> **Task brief**: Render the records as a numbered list, beginning with their first line and stopping after the line that contains "- column-type: 类型: [1081, 209, 1488, 228]". Leave out any blank lines.

(Stored data)

★ ★ ★ ★ ★

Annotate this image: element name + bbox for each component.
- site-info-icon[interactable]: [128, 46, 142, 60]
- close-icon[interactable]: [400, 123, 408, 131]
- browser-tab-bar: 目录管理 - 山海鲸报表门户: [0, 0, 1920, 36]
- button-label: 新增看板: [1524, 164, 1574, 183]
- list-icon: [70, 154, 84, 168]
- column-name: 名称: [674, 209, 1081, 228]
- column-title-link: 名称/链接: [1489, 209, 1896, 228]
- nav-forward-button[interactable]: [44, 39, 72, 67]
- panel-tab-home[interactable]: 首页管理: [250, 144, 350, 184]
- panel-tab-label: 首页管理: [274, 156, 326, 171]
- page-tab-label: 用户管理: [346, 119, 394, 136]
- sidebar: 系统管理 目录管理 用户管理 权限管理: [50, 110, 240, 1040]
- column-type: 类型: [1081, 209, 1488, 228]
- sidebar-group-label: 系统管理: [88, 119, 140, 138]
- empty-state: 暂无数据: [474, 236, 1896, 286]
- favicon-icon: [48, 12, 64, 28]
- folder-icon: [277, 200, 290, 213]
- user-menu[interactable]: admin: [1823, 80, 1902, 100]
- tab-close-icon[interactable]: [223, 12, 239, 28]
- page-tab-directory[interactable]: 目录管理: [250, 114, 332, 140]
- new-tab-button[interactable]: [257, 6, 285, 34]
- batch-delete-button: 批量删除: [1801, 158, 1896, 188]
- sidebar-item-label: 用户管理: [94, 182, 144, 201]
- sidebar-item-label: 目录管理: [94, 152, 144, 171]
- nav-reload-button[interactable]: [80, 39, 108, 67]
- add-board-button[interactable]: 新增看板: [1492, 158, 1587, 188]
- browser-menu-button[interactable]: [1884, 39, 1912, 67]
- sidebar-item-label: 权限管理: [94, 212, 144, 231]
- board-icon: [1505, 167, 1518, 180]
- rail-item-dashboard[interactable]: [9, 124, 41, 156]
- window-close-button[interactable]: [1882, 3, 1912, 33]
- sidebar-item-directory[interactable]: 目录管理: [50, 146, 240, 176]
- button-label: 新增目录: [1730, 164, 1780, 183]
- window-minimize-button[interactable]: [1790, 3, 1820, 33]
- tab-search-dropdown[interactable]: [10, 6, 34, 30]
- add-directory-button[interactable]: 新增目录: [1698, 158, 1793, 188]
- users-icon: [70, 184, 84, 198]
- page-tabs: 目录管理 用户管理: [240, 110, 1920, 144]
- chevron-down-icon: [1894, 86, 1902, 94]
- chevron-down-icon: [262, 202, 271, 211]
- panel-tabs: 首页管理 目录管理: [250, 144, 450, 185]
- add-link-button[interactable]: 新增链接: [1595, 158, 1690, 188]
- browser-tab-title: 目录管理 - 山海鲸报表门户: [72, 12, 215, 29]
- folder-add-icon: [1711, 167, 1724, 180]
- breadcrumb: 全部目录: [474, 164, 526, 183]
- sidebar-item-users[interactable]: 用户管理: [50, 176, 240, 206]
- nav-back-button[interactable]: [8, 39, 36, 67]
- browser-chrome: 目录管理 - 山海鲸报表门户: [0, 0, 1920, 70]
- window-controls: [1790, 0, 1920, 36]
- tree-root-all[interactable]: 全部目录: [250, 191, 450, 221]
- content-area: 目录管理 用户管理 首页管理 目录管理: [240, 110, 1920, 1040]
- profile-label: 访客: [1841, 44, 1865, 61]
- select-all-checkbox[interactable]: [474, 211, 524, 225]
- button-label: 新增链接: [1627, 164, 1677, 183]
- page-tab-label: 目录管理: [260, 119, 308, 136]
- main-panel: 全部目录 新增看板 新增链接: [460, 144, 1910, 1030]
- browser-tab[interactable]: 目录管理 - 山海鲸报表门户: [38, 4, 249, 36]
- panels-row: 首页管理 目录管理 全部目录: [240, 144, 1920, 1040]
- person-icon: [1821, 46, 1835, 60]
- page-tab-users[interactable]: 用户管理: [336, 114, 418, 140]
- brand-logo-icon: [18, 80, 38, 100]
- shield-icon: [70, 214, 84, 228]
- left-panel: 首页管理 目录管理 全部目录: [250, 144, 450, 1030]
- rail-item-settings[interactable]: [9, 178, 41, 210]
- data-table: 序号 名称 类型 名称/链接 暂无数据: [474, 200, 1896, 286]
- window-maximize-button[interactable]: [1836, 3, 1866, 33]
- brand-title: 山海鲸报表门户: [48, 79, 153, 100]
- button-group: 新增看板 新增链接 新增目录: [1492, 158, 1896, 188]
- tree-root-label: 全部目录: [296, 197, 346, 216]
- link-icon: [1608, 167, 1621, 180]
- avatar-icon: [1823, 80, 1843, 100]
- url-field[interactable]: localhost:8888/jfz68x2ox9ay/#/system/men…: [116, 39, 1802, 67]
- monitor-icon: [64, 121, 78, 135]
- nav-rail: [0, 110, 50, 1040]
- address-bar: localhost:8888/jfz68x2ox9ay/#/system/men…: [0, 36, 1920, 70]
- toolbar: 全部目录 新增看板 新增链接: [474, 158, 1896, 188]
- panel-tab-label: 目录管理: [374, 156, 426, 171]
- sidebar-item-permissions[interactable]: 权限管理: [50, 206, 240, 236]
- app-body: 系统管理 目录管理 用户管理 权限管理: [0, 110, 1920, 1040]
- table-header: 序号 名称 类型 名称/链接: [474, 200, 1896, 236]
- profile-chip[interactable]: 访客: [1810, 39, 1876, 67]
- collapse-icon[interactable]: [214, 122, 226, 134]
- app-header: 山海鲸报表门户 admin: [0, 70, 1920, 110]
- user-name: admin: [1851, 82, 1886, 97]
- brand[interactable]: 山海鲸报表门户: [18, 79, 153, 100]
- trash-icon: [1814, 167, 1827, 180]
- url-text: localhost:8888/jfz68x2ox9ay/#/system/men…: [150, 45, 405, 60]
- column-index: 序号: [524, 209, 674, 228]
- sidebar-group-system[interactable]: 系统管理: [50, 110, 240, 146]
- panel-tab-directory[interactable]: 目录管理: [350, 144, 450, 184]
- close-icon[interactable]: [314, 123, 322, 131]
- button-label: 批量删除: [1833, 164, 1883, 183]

★ ★ ★ ★ ★

> **Complete answer**:
1. Annotate this image: element name + bbox for each component.
2. - site-info-icon[interactable]: [128, 46, 142, 60]
3. - close-icon[interactable]: [400, 123, 408, 131]
4. - browser-tab-bar: 目录管理 - 山海鲸报表门户: [0, 0, 1920, 36]
5. - button-label: 新增看板: [1524, 164, 1574, 183]
6. - list-icon: [70, 154, 84, 168]
7. - column-name: 名称: [674, 209, 1081, 228]
8. - column-title-link: 名称/链接: [1489, 209, 1896, 228]
9. - nav-forward-button[interactable]: [44, 39, 72, 67]
10. - panel-tab-home[interactable]: 首页管理: [250, 144, 350, 184]
11. - panel-tab-label: 首页管理: [274, 156, 326, 171]
12. - page-tab-label: 用户管理: [346, 119, 394, 136]
13. - sidebar: 系统管理 目录管理 用户管理 权限管理: [50, 110, 240, 1040]
14. - column-type: 类型: [1081, 209, 1488, 228]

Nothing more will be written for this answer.